Supplied records »
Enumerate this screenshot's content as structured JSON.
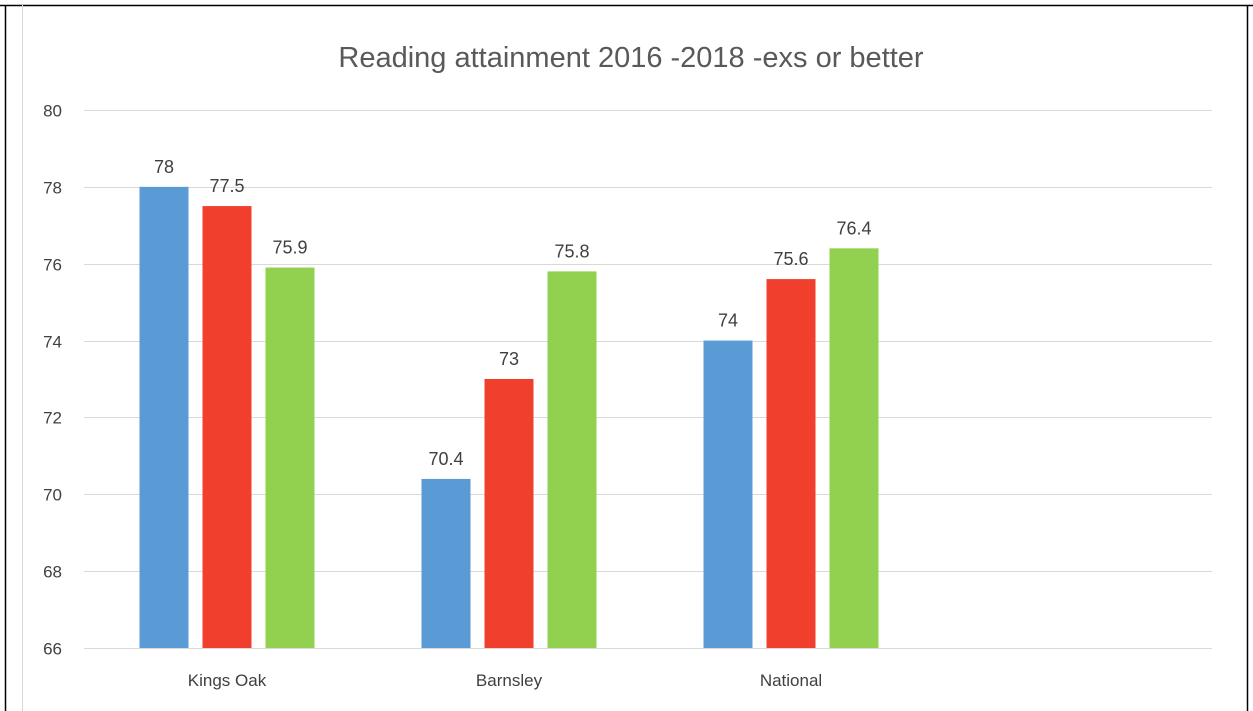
{
  "chart_data": {
    "type": "bar",
    "title": "Reading attainment 2016 -2018 -exs or better",
    "xlabel": "",
    "ylabel": "",
    "categories": [
      "Kings Oak",
      "Barnsley",
      "National"
    ],
    "series": [
      {
        "values": [
          78,
          70.4,
          74
        ],
        "color": "#5B9BD5"
      },
      {
        "values": [
          77.5,
          73,
          75.6
        ],
        "color": "#F0402D"
      },
      {
        "values": [
          75.9,
          75.8,
          76.4
        ],
        "color": "#92D050"
      }
    ],
    "ylim": [
      66,
      80
    ],
    "yticks": [
      66,
      68,
      70,
      72,
      74,
      76,
      78,
      80
    ],
    "grid": true,
    "legend": "none",
    "data_labels": true,
    "gridline_color": "#D9D9D9",
    "frame_color": "#000000"
  }
}
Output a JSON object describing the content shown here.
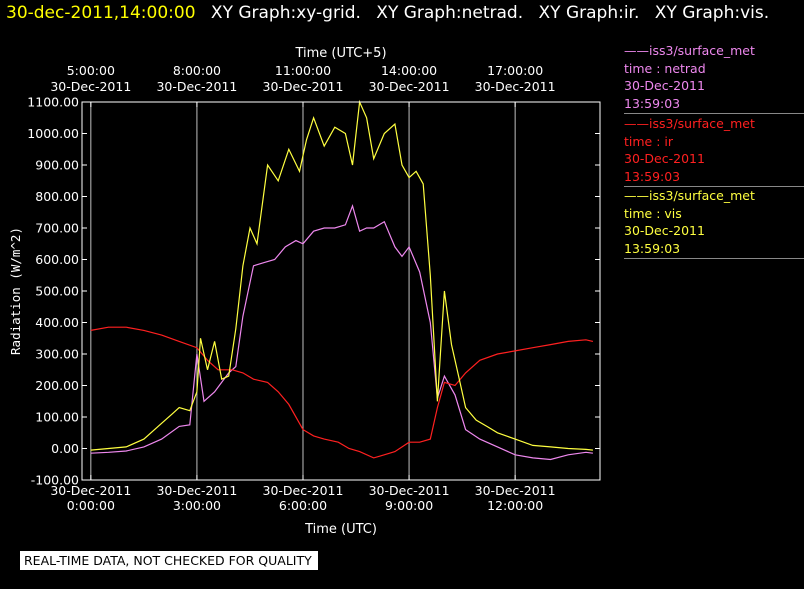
{
  "header": {
    "datetime": "30-dec-2011,14:00:00",
    "graphs": [
      "XY Graph:xy-grid.",
      "XY Graph:netrad.",
      "XY Graph:ir.",
      "XY Graph:vis."
    ]
  },
  "footer": {
    "notice": "REAL-TIME DATA, NOT CHECKED FOR QUALITY"
  },
  "legend": [
    {
      "name": "iss3/surface_met",
      "field": "time : netrad",
      "date": "30-Dec-2011",
      "time": "13:59:03",
      "color": "#ee88ee"
    },
    {
      "name": "iss3/surface_met",
      "field": "time : ir",
      "date": "30-Dec-2011",
      "time": "13:59:03",
      "color": "#ff2020"
    },
    {
      "name": "iss3/surface_met",
      "field": "time : vis",
      "date": "30-Dec-2011",
      "time": "13:59:03",
      "color": "#ffff40"
    }
  ],
  "colors": {
    "header_datetime": "#ffff00",
    "header_text": "#ffffff",
    "axis": "#ffffff",
    "grid": "#c0c0c0"
  },
  "chart_data": {
    "type": "line",
    "xlabel": "Time (UTC)",
    "x2label": "Time (UTC+5)",
    "ylabel": "Radiation (W/m^2)",
    "xlim": [
      -0.25,
      14.4
    ],
    "ylim": [
      -100,
      1100
    ],
    "yticks": [
      -100,
      0,
      100,
      200,
      300,
      400,
      500,
      600,
      700,
      800,
      900,
      1000,
      1100
    ],
    "ytick_labels": [
      "-100.00",
      "0.00",
      "100.00",
      "200.00",
      "300.00",
      "400.00",
      "500.00",
      "600.00",
      "700.00",
      "800.00",
      "900.00",
      "1000.00",
      "1100.00"
    ],
    "xticks": [
      0,
      3,
      6,
      9,
      12
    ],
    "xtick_labels": [
      [
        "30-Dec-2011",
        "0:00:00"
      ],
      [
        "30-Dec-2011",
        "3:00:00"
      ],
      [
        "30-Dec-2011",
        "6:00:00"
      ],
      [
        "30-Dec-2011",
        "9:00:00"
      ],
      [
        "30-Dec-2011",
        "12:00:00"
      ]
    ],
    "x2tick_labels": [
      [
        "5:00:00",
        "30-Dec-2011"
      ],
      [
        "8:00:00",
        "30-Dec-2011"
      ],
      [
        "11:00:00",
        "30-Dec-2011"
      ],
      [
        "14:00:00",
        "30-Dec-2011"
      ],
      [
        "17:00:00",
        "30-Dec-2011"
      ]
    ],
    "grid": true,
    "legend": "right",
    "series": [
      {
        "name": "time : netrad",
        "color": "#ee88ee",
        "x": [
          0,
          0.5,
          1,
          1.5,
          2,
          2.5,
          2.8,
          3.0,
          3.2,
          3.5,
          3.9,
          4.1,
          4.3,
          4.6,
          4.9,
          5.2,
          5.5,
          5.8,
          6.0,
          6.3,
          6.6,
          6.9,
          7.2,
          7.4,
          7.6,
          7.8,
          8.0,
          8.3,
          8.6,
          8.8,
          9.0,
          9.3,
          9.6,
          9.8,
          10.0,
          10.3,
          10.6,
          11.0,
          11.5,
          12.0,
          12.5,
          13.0,
          13.5,
          14.0,
          14.2
        ],
        "y": [
          -15,
          -12,
          -8,
          5,
          30,
          70,
          75,
          300,
          150,
          180,
          240,
          260,
          420,
          580,
          590,
          600,
          640,
          660,
          650,
          690,
          700,
          700,
          710,
          770,
          690,
          700,
          700,
          720,
          640,
          610,
          640,
          560,
          400,
          160,
          230,
          170,
          60,
          30,
          5,
          -20,
          -30,
          -35,
          -20,
          -12,
          -15
        ]
      },
      {
        "name": "time : ir",
        "color": "#ff2020",
        "x": [
          0,
          0.5,
          1,
          1.5,
          2,
          2.5,
          3.0,
          3.3,
          3.6,
          4.0,
          4.3,
          4.6,
          5.0,
          5.3,
          5.6,
          6.0,
          6.3,
          6.6,
          7.0,
          7.3,
          7.6,
          8.0,
          8.3,
          8.6,
          9.0,
          9.3,
          9.6,
          9.8,
          10.0,
          10.3,
          10.6,
          11.0,
          11.5,
          12.0,
          12.5,
          13.0,
          13.5,
          14.0,
          14.2
        ],
        "y": [
          375,
          385,
          385,
          375,
          360,
          340,
          320,
          280,
          250,
          250,
          240,
          220,
          210,
          180,
          140,
          60,
          40,
          30,
          20,
          0,
          -10,
          -30,
          -20,
          -10,
          20,
          20,
          30,
          130,
          210,
          200,
          240,
          280,
          300,
          310,
          320,
          330,
          340,
          345,
          340
        ]
      },
      {
        "name": "time : vis",
        "color": "#ffff40",
        "x": [
          0,
          0.5,
          1,
          1.5,
          2,
          2.3,
          2.5,
          2.8,
          3.0,
          3.1,
          3.3,
          3.5,
          3.7,
          3.9,
          4.1,
          4.3,
          4.5,
          4.7,
          5.0,
          5.3,
          5.6,
          5.9,
          6.1,
          6.3,
          6.6,
          6.9,
          7.2,
          7.4,
          7.6,
          7.8,
          8.0,
          8.3,
          8.6,
          8.8,
          9.0,
          9.2,
          9.4,
          9.6,
          9.8,
          10.0,
          10.2,
          10.4,
          10.6,
          10.9,
          11.2,
          11.5,
          12.0,
          12.5,
          13.0,
          13.5,
          14.0,
          14.2
        ],
        "y": [
          -5,
          0,
          5,
          30,
          80,
          110,
          130,
          120,
          180,
          350,
          250,
          340,
          220,
          230,
          380,
          580,
          700,
          650,
          900,
          850,
          950,
          880,
          980,
          1050,
          960,
          1020,
          1000,
          900,
          1100,
          1050,
          920,
          1000,
          1030,
          900,
          860,
          880,
          840,
          550,
          150,
          500,
          330,
          230,
          130,
          90,
          70,
          50,
          30,
          10,
          5,
          0,
          -3,
          -5
        ]
      }
    ]
  }
}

Problem statement » Without including the pictures, return each record above exactly as it stands.

Worked solution »
Enumerate this screenshot's content as structured JSON.
{
  "chart_data": {
    "type": "bar",
    "title": "Reading attainment 2016 -2018 -exs or better",
    "xlabel": "",
    "ylabel": "",
    "categories": [
      "Kings Oak",
      "Barnsley",
      "National"
    ],
    "series": [
      {
        "values": [
          78,
          70.4,
          74
        ],
        "color": "#5B9BD5"
      },
      {
        "values": [
          77.5,
          73,
          75.6
        ],
        "color": "#F0402D"
      },
      {
        "values": [
          75.9,
          75.8,
          76.4
        ],
        "color": "#92D050"
      }
    ],
    "ylim": [
      66,
      80
    ],
    "yticks": [
      66,
      68,
      70,
      72,
      74,
      76,
      78,
      80
    ],
    "grid": true,
    "legend": "none",
    "data_labels": true,
    "gridline_color": "#D9D9D9",
    "frame_color": "#000000"
  }
}
Output a JSON object describing the content shown here.
{
  "header": {
    "datetime": "30-dec-2011,14:00:00",
    "graphs": [
      "XY Graph:xy-grid.",
      "XY Graph:netrad.",
      "XY Graph:ir.",
      "XY Graph:vis."
    ]
  },
  "footer": {
    "notice": "REAL-TIME DATA, NOT CHECKED FOR QUALITY"
  },
  "legend": [
    {
      "name": "iss3/surface_met",
      "field": "time : netrad",
      "date": "30-Dec-2011",
      "time": "13:59:03",
      "color": "#ee88ee"
    },
    {
      "name": "iss3/surface_met",
      "field": "time : ir",
      "date": "30-Dec-2011",
      "time": "13:59:03",
      "color": "#ff2020"
    },
    {
      "name": "iss3/surface_met",
      "field": "time : vis",
      "date": "30-Dec-2011",
      "time": "13:59:03",
      "color": "#ffff40"
    }
  ],
  "colors": {
    "header_datetime": "#ffff00",
    "header_text": "#ffffff",
    "axis": "#ffffff",
    "grid": "#c0c0c0"
  },
  "chart_data": {
    "type": "line",
    "xlabel": "Time (UTC)",
    "x2label": "Time (UTC+5)",
    "ylabel": "Radiation (W/m^2)",
    "xlim": [
      -0.25,
      14.4
    ],
    "ylim": [
      -100,
      1100
    ],
    "yticks": [
      -100,
      0,
      100,
      200,
      300,
      400,
      500,
      600,
      700,
      800,
      900,
      1000,
      1100
    ],
    "ytick_labels": [
      "-100.00",
      "0.00",
      "100.00",
      "200.00",
      "300.00",
      "400.00",
      "500.00",
      "600.00",
      "700.00",
      "800.00",
      "900.00",
      "1000.00",
      "1100.00"
    ],
    "xticks": [
      0,
      3,
      6,
      9,
      12
    ],
    "xtick_labels": [
      [
        "30-Dec-2011",
        "0:00:00"
      ],
      [
        "30-Dec-2011",
        "3:00:00"
      ],
      [
        "30-Dec-2011",
        "6:00:00"
      ],
      [
        "30-Dec-2011",
        "9:00:00"
      ],
      [
        "30-Dec-2011",
        "12:00:00"
      ]
    ],
    "x2tick_labels": [
      [
        "5:00:00",
        "30-Dec-2011"
      ],
      [
        "8:00:00",
        "30-Dec-2011"
      ],
      [
        "11:00:00",
        "30-Dec-2011"
      ],
      [
        "14:00:00",
        "30-Dec-2011"
      ],
      [
        "17:00:00",
        "30-Dec-2011"
      ]
    ],
    "grid": true,
    "legend": "right",
    "series": [
      {
        "name": "time : netrad",
        "color": "#ee88ee",
        "x": [
          0,
          0.5,
          1,
          1.5,
          2,
          2.5,
          2.8,
          3.0,
          3.2,
          3.5,
          3.9,
          4.1,
          4.3,
          4.6,
          4.9,
          5.2,
          5.5,
          5.8,
          6.0,
          6.3,
          6.6,
          6.9,
          7.2,
          7.4,
          7.6,
          7.8,
          8.0,
          8.3,
          8.6,
          8.8,
          9.0,
          9.3,
          9.6,
          9.8,
          10.0,
          10.3,
          10.6,
          11.0,
          11.5,
          12.0,
          12.5,
          13.0,
          13.5,
          14.0,
          14.2
        ],
        "y": [
          -15,
          -12,
          -8,
          5,
          30,
          70,
          75,
          300,
          150,
          180,
          240,
          260,
          420,
          580,
          590,
          600,
          640,
          660,
          650,
          690,
          700,
          700,
          710,
          770,
          690,
          700,
          700,
          720,
          640,
          610,
          640,
          560,
          400,
          160,
          230,
          170,
          60,
          30,
          5,
          -20,
          -30,
          -35,
          -20,
          -12,
          -15
        ]
      },
      {
        "name": "time : ir",
        "color": "#ff2020",
        "x": [
          0,
          0.5,
          1,
          1.5,
          2,
          2.5,
          3.0,
          3.3,
          3.6,
          4.0,
          4.3,
          4.6,
          5.0,
          5.3,
          5.6,
          6.0,
          6.3,
          6.6,
          7.0,
          7.3,
          7.6,
          8.0,
          8.3,
          8.6,
          9.0,
          9.3,
          9.6,
          9.8,
          10.0,
          10.3,
          10.6,
          11.0,
          11.5,
          12.0,
          12.5,
          13.0,
          13.5,
          14.0,
          14.2
        ],
        "y": [
          375,
          385,
          385,
          375,
          360,
          340,
          320,
          280,
          250,
          250,
          240,
          220,
          210,
          180,
          140,
          60,
          40,
          30,
          20,
          0,
          -10,
          -30,
          -20,
          -10,
          20,
          20,
          30,
          130,
          210,
          200,
          240,
          280,
          300,
          310,
          320,
          330,
          340,
          345,
          340
        ]
      },
      {
        "name": "time : vis",
        "color": "#ffff40",
        "x": [
          0,
          0.5,
          1,
          1.5,
          2,
          2.3,
          2.5,
          2.8,
          3.0,
          3.1,
          3.3,
          3.5,
          3.7,
          3.9,
          4.1,
          4.3,
          4.5,
          4.7,
          5.0,
          5.3,
          5.6,
          5.9,
          6.1,
          6.3,
          6.6,
          6.9,
          7.2,
          7.4,
          7.6,
          7.8,
          8.0,
          8.3,
          8.6,
          8.8,
          9.0,
          9.2,
          9.4,
          9.6,
          9.8,
          10.0,
          10.2,
          10.4,
          10.6,
          10.9,
          11.2,
          11.5,
          12.0,
          12.5,
          13.0,
          13.5,
          14.0,
          14.2
        ],
        "y": [
          -5,
          0,
          5,
          30,
          80,
          110,
          130,
          120,
          180,
          350,
          250,
          340,
          220,
          230,
          380,
          580,
          700,
          650,
          900,
          850,
          950,
          880,
          980,
          1050,
          960,
          1020,
          1000,
          900,
          1100,
          1050,
          920,
          1000,
          1030,
          900,
          860,
          880,
          840,
          550,
          150,
          500,
          330,
          230,
          130,
          90,
          70,
          50,
          30,
          10,
          5,
          0,
          -3,
          -5
        ]
      }
    ]
  }
}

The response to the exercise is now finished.